— Start EXERCISE MATERIALS —

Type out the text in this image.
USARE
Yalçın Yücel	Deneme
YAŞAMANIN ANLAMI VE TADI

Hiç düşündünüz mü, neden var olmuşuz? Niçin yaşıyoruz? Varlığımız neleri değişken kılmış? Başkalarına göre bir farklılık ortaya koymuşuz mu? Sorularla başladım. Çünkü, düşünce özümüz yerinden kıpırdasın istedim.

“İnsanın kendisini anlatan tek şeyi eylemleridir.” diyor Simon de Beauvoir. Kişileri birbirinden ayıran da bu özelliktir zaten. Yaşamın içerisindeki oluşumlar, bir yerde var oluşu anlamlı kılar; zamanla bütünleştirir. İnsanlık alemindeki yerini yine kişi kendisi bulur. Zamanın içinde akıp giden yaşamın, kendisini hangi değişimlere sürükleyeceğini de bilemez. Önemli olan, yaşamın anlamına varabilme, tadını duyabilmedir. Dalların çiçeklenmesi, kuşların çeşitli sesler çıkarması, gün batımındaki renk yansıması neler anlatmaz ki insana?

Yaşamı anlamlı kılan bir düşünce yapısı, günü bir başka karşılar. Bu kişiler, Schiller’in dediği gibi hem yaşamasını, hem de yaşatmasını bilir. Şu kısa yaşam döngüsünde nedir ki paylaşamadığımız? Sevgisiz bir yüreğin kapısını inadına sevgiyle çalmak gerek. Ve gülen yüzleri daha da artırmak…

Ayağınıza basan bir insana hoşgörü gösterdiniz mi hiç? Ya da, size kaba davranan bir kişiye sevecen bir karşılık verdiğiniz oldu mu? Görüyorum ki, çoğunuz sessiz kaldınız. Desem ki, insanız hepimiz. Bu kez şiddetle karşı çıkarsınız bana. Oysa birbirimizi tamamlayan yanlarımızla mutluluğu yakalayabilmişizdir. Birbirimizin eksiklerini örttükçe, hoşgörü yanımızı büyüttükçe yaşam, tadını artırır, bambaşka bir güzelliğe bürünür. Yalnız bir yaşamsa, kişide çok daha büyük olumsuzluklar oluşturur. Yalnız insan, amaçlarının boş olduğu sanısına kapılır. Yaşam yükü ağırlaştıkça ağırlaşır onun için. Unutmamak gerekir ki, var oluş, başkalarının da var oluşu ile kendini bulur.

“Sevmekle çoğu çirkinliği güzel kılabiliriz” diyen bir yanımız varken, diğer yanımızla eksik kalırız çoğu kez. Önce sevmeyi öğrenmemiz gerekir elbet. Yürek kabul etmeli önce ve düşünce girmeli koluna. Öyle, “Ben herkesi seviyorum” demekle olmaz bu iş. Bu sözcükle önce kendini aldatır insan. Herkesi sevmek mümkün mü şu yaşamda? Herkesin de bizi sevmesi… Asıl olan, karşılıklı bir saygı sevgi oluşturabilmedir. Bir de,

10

— End EXERCISE MATERIALS —

_WORK TO BE COMPLETED_
Output the records verbatim, from the first line to the last.

_SOLUTION_
Type out the text in this image.
USARE
Yalçın Yücel	Deneme
YAŞAMANIN ANLAMI VE TADI

Hiç düşündünüz mü, neden var olmuşuz? Niçin yaşıyoruz? Varlığımız neleri değişken kılmış? Başkalarına göre bir farklılık ortaya koymuşuz mu? Sorularla başladım. Çünkü, düşünce özümüz yerinden kıpırdasın istedim.

“İnsanın kendisini anlatan tek şeyi eylemleridir.” diyor Simon de Beauvoir. Kişileri birbirinden ayıran da bu özelliktir zaten. Yaşamın içerisindeki oluşumlar, bir yerde var oluşu anlamlı kılar; zamanla bütünleştirir. İnsanlık alemindeki yerini yine kişi kendisi bulur. Zamanın içinde akıp giden yaşamın, kendisini hangi değişimlere sürükleyeceğini de bilemez. Önemli olan, yaşamın anlamına varabilme, tadını duyabilmedir. Dalların çiçeklenmesi, kuşların çeşitli sesler çıkarması, gün batımındaki renk yansıması neler anlatmaz ki insana?

Yaşamı anlamlı kılan bir düşünce yapısı, günü bir başka karşılar. Bu kişiler, Schiller’in dediği gibi hem yaşamasını, hem de yaşatmasını bilir. Şu kısa yaşam döngüsünde nedir ki paylaşamadığımız? Sevgisiz bir yüreğin kapısını inadına sevgiyle çalmak gerek. Ve gülen yüzleri daha da artırmak…

Ayağınıza basan bir insana hoşgörü gösterdiniz mi hiç? Ya da, size kaba davranan bir kişiye sevecen bir karşılık verdiğiniz oldu mu? Görüyorum ki, çoğunuz sessiz kaldınız. Desem ki, insanız hepimiz. Bu kez şiddetle karşı çıkarsınız bana. Oysa birbirimizi tamamlayan yanlarımızla mutluluğu yakalayabilmişizdir. Birbirimizin eksiklerini örttükçe, hoşgörü yanımızı büyüttükçe yaşam, tadını artırır, bambaşka bir güzelliğe bürünür. Yalnız bir yaşamsa, kişide çok daha büyük olumsuzluklar oluşturur. Yalnız insan, amaçlarının boş olduğu sanısına kapılır. Yaşam yükü ağırlaştıkça ağırlaşır onun için. Unutmamak gerekir ki, var oluş, başkalarının da var oluşu ile kendini bulur.

“Sevmekle çoğu çirkinliği güzel kılabiliriz” diyen bir yanımız varken, diğer yanımızla eksik kalırız çoğu kez. Önce sevmeyi öğrenmemiz gerekir elbet. Yürek kabul etmeli önce ve düşünce girmeli koluna. Öyle, “Ben herkesi seviyorum” demekle olmaz bu iş. Bu sözcükle önce kendini aldatır insan. Herkesi sevmek mümkün mü şu yaşamda? Herkesin de bizi sevmesi… Asıl olan, karşılıklı bir saygı sevgi oluşturabilmedir. Bir de,

10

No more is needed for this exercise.